--- INSTRUCTIONS FOR THE TASK ---
Return all lines below containing the word "Quarterly".

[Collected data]
──────
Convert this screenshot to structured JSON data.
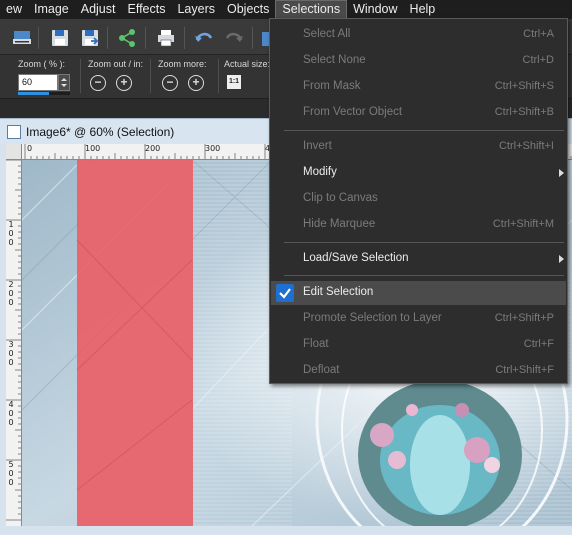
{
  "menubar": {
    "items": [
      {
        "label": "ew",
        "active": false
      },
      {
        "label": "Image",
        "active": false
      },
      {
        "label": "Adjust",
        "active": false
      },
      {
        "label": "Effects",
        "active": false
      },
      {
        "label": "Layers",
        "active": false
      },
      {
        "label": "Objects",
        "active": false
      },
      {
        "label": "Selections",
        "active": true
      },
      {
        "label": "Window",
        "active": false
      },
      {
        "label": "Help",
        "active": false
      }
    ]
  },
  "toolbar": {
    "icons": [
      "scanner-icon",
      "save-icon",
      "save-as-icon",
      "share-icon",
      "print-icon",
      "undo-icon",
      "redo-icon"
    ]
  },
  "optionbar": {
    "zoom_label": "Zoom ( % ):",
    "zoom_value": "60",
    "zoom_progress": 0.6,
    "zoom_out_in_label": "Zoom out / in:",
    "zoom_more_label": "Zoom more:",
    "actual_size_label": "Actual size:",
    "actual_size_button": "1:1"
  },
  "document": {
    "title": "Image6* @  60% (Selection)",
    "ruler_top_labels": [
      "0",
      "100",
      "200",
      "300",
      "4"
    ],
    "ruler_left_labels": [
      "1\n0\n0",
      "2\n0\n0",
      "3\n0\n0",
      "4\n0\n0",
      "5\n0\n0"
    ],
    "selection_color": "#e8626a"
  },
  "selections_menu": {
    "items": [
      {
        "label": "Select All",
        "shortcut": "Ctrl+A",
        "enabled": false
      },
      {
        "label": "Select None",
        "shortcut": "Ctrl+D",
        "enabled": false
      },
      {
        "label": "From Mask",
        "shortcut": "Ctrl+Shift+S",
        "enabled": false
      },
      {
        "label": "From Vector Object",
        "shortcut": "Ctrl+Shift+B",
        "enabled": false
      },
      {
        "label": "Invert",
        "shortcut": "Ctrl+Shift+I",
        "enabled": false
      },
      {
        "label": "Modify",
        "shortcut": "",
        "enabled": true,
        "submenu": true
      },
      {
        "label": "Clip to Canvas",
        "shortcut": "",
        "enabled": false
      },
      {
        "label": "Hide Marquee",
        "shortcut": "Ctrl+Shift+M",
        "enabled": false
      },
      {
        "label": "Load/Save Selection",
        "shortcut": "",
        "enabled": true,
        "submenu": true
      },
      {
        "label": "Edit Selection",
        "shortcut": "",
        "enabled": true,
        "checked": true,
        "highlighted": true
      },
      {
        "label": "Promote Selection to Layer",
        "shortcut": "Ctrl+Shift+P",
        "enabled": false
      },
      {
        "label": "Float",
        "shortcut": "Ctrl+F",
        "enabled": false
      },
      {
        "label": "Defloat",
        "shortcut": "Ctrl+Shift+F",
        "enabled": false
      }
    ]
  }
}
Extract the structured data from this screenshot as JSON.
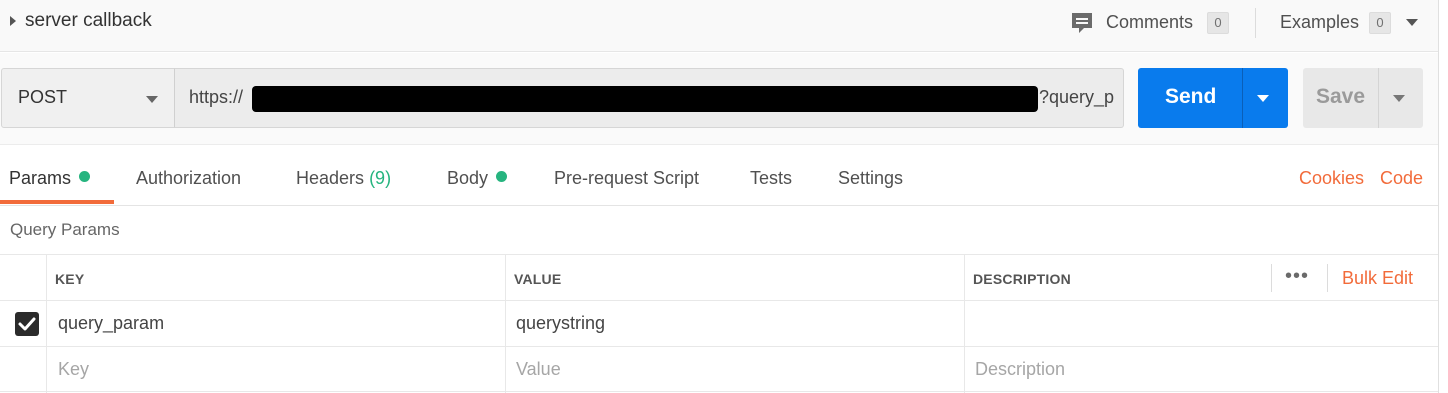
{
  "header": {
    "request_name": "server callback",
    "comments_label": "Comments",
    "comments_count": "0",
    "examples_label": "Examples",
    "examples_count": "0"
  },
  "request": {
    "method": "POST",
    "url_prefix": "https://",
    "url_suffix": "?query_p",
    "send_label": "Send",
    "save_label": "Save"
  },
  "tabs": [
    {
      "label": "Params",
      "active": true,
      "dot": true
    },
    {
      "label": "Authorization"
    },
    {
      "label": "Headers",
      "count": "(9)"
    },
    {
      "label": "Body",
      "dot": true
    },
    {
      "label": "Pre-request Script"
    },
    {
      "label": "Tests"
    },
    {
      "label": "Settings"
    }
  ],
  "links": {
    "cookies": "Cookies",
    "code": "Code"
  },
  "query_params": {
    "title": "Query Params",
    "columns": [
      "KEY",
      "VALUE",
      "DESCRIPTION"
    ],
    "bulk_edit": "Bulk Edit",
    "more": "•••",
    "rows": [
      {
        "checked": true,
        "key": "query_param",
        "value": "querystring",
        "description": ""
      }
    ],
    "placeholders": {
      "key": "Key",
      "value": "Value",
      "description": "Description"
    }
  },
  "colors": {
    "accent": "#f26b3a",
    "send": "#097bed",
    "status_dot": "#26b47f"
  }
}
──────
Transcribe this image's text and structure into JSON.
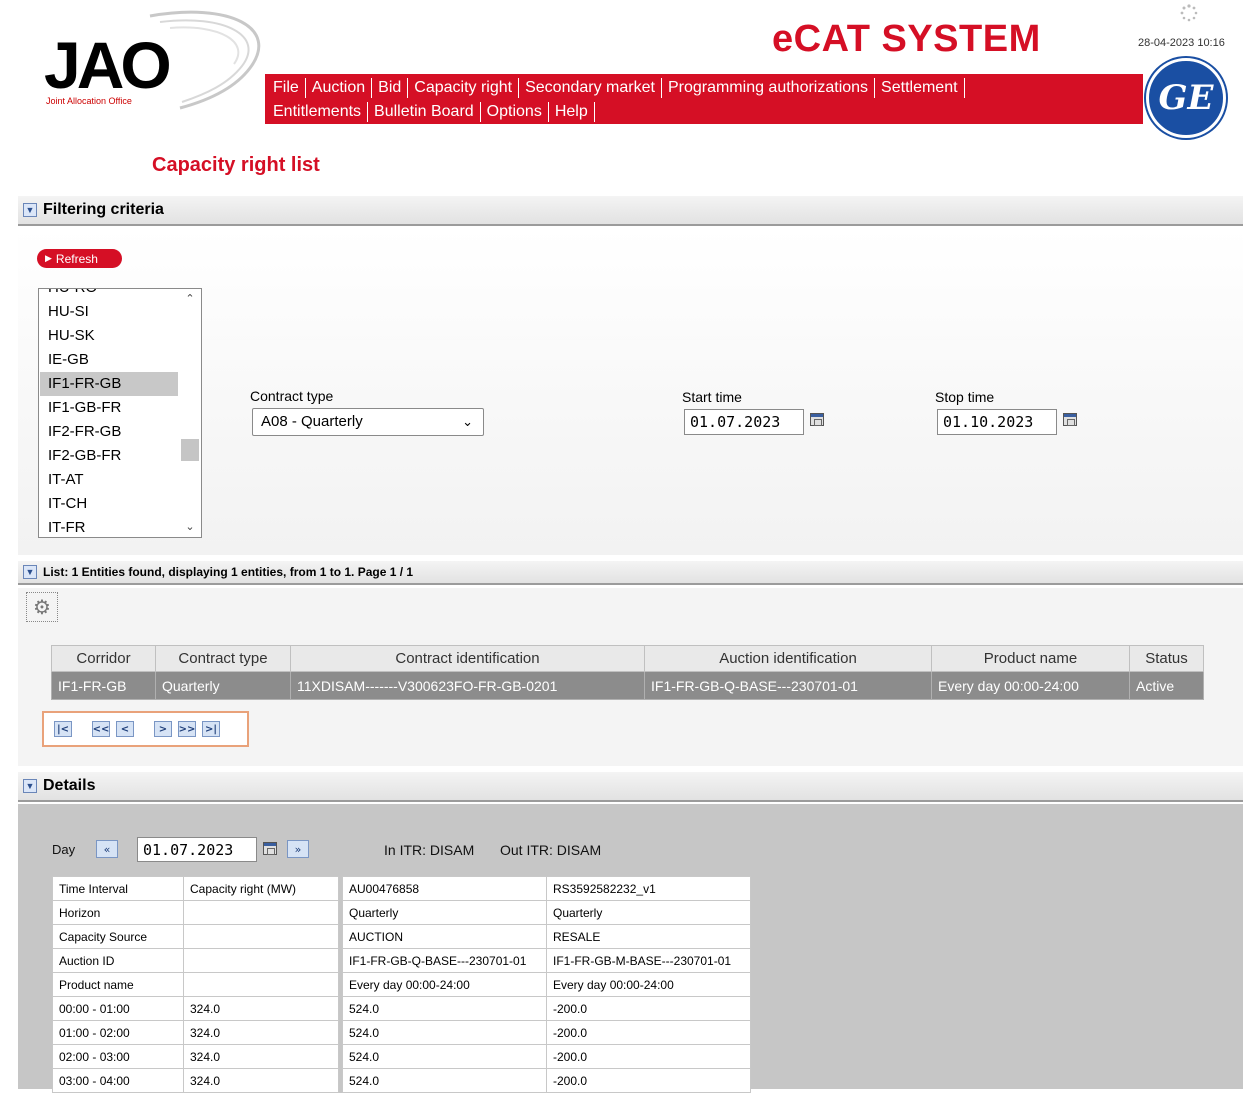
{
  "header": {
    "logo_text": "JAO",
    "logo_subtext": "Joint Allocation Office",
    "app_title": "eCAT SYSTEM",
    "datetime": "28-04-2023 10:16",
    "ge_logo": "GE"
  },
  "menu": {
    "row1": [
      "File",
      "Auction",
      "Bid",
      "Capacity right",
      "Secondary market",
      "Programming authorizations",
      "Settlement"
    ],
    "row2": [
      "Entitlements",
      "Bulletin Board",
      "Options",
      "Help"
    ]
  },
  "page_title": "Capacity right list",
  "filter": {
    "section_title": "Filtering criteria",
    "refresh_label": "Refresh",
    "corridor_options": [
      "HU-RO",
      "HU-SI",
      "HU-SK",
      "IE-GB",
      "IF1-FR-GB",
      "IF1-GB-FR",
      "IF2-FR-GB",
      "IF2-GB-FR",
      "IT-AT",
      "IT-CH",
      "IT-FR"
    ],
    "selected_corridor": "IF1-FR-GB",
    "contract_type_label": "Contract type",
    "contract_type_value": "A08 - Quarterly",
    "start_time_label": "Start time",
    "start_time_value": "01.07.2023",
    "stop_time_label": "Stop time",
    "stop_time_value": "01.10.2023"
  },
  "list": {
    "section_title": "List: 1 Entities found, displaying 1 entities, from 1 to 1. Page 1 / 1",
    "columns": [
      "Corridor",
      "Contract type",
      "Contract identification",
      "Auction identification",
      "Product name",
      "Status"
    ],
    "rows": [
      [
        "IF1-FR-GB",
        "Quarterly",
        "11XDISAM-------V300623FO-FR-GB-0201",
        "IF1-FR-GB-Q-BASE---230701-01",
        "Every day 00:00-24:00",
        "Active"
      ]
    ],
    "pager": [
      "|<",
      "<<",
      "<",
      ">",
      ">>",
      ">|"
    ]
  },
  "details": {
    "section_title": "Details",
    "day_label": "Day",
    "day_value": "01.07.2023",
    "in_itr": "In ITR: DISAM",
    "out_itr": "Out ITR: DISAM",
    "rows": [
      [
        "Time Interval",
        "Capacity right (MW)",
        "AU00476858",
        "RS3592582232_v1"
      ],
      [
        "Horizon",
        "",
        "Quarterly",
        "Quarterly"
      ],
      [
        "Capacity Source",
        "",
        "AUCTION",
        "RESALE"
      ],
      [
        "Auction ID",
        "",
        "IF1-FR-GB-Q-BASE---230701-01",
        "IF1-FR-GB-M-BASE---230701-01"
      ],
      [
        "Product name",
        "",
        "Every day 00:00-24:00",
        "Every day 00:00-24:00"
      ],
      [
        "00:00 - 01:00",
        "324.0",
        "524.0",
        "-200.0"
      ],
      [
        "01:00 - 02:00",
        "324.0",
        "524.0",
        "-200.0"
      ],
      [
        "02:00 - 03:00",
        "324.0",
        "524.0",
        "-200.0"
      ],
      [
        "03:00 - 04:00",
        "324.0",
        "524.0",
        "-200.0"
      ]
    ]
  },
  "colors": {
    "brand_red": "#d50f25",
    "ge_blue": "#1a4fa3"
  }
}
──────
--- WORKED SOLUTION ---
    "contract_type_value": "A08 - Quarterly",
        "Quarterly",
        "Quarterly",
        "Quarterly"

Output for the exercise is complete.